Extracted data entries
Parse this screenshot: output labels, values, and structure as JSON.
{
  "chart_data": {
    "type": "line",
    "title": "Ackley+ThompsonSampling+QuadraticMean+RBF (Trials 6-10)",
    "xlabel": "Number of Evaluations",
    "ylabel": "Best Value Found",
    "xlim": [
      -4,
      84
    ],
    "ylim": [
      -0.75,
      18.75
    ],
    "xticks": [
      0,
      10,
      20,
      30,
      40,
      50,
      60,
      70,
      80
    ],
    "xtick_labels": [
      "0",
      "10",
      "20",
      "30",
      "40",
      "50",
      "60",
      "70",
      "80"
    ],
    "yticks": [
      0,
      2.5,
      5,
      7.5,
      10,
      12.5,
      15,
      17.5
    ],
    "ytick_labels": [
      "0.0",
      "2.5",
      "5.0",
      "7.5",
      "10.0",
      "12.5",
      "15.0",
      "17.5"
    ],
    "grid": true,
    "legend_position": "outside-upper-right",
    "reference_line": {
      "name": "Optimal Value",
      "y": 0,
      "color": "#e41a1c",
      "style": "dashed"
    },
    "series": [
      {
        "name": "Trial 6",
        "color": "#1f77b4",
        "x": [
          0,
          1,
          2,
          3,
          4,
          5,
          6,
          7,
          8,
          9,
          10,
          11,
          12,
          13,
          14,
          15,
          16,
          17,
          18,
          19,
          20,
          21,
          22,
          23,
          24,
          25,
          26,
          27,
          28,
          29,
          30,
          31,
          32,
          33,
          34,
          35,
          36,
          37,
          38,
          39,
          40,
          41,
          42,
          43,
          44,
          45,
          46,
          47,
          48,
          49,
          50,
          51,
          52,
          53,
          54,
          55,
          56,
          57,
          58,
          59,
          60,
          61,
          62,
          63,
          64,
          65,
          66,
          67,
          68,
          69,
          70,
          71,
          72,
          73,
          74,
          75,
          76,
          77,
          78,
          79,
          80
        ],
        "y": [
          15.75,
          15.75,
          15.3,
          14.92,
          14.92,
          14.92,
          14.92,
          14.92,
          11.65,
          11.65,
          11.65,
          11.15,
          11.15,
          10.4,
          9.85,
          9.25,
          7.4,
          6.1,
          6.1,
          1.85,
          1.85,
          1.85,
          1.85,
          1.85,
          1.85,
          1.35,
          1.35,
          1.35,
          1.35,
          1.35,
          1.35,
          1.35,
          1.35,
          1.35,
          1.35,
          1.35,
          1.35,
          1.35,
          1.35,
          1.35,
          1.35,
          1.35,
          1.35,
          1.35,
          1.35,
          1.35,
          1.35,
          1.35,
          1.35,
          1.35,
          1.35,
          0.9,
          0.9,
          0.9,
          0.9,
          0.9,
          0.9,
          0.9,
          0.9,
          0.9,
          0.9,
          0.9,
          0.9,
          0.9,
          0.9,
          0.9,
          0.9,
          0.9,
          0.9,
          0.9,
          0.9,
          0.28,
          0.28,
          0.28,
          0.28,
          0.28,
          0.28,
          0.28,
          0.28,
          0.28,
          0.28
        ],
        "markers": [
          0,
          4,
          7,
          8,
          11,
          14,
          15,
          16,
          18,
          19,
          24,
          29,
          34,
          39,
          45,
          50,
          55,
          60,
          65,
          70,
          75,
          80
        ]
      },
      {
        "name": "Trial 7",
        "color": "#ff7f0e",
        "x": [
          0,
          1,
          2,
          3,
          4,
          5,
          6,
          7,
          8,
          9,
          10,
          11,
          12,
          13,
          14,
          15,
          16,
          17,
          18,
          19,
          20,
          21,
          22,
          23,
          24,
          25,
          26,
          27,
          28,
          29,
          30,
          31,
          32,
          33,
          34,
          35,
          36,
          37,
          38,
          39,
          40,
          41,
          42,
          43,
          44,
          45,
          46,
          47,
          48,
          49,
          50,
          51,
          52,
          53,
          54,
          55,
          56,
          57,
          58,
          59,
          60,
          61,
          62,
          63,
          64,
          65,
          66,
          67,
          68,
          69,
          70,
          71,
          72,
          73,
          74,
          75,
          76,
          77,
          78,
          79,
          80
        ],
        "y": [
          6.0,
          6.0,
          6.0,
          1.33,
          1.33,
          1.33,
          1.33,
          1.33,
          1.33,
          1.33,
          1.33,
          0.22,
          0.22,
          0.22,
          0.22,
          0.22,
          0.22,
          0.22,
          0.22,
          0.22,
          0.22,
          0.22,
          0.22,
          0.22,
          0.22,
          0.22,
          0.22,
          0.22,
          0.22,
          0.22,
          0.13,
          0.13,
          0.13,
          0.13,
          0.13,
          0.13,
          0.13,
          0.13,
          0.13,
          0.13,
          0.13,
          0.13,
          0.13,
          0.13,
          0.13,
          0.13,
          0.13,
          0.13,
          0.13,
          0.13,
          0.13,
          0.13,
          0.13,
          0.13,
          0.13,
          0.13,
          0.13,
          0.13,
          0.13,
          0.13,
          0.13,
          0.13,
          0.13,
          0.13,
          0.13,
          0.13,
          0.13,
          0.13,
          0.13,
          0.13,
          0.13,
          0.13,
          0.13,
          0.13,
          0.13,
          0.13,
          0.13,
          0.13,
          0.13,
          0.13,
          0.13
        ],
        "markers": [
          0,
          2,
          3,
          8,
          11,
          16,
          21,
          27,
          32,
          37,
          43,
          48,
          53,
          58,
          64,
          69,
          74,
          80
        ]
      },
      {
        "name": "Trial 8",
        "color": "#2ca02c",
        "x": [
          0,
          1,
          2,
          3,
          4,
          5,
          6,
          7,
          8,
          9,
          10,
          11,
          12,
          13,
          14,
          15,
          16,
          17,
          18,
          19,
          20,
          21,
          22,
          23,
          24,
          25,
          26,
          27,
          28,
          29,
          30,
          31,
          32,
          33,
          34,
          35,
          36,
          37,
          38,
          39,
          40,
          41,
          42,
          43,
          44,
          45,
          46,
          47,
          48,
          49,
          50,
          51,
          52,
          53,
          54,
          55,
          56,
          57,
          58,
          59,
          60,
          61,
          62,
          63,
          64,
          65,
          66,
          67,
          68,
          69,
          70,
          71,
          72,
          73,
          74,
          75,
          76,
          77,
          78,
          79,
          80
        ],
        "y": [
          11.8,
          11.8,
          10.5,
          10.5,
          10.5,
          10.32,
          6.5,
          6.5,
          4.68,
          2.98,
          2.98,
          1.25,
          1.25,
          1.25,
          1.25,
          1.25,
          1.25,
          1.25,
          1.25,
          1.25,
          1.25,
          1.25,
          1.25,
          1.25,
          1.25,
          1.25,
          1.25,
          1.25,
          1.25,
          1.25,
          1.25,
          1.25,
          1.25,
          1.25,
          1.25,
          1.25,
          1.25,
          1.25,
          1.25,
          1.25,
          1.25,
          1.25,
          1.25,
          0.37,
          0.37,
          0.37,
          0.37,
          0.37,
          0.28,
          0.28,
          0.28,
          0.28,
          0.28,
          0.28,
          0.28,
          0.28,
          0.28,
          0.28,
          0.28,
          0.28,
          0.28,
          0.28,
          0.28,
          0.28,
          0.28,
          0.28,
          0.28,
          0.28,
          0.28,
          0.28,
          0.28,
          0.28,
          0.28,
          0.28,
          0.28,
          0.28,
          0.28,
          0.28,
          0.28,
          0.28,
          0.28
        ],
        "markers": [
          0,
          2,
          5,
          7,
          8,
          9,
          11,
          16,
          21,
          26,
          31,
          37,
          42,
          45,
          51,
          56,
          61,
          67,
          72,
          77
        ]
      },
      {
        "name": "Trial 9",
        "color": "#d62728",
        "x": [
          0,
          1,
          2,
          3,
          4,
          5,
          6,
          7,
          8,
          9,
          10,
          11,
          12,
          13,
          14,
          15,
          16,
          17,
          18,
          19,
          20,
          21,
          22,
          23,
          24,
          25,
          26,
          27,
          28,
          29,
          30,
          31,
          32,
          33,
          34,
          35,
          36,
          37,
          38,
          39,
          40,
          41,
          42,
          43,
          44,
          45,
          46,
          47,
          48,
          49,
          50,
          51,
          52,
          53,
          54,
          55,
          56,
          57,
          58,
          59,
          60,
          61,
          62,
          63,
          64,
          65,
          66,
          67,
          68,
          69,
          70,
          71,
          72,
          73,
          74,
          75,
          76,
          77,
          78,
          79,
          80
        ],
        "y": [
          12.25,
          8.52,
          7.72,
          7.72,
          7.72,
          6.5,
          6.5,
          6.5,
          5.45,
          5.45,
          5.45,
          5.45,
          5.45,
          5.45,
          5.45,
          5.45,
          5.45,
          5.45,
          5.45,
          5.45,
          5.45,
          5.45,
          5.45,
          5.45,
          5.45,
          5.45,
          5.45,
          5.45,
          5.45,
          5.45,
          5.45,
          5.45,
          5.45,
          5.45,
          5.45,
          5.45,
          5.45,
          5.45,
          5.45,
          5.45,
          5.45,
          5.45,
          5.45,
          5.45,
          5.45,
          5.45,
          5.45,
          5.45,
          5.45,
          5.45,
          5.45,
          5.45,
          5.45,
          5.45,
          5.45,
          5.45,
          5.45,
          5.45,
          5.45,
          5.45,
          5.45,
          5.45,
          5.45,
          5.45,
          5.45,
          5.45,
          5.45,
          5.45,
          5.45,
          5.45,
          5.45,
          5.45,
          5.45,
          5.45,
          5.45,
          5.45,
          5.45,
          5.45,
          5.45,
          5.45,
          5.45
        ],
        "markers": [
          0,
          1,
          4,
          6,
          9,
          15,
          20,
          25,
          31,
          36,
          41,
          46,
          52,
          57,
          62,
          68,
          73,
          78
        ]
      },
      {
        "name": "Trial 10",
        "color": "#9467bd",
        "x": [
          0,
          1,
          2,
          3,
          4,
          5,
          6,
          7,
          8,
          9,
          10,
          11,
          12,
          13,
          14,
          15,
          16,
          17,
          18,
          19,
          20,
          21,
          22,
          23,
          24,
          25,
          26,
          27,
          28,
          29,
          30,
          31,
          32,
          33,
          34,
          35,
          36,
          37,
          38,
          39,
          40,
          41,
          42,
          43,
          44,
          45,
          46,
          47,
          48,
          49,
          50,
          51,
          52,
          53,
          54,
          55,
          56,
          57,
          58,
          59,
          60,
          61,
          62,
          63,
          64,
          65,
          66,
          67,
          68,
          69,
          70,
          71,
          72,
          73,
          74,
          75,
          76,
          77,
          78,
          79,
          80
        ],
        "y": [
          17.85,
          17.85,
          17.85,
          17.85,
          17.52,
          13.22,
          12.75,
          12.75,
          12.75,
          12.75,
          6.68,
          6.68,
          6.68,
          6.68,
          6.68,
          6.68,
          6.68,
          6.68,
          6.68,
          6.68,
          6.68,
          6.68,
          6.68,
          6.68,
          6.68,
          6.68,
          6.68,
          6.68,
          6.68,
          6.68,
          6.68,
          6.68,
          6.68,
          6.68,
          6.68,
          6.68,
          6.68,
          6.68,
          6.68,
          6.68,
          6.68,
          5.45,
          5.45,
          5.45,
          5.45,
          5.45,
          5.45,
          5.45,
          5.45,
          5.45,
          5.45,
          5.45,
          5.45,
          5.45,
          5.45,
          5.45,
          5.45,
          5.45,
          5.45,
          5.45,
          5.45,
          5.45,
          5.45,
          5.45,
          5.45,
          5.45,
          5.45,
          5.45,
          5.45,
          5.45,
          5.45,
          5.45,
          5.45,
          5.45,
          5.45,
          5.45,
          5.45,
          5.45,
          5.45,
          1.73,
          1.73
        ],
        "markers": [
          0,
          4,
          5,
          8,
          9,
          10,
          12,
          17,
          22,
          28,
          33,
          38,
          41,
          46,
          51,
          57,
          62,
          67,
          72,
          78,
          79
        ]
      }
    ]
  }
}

WHAT YOU HAVE TO DO: Pull out all lines containing "color".

ANSWER TO THIS TASK:
      "color": "#e41a1c",
        "color": "#1f77b4",
        "color": "#ff7f0e",
        "color": "#2ca02c",
        "color": "#d62728",
        "color": "#9467bd",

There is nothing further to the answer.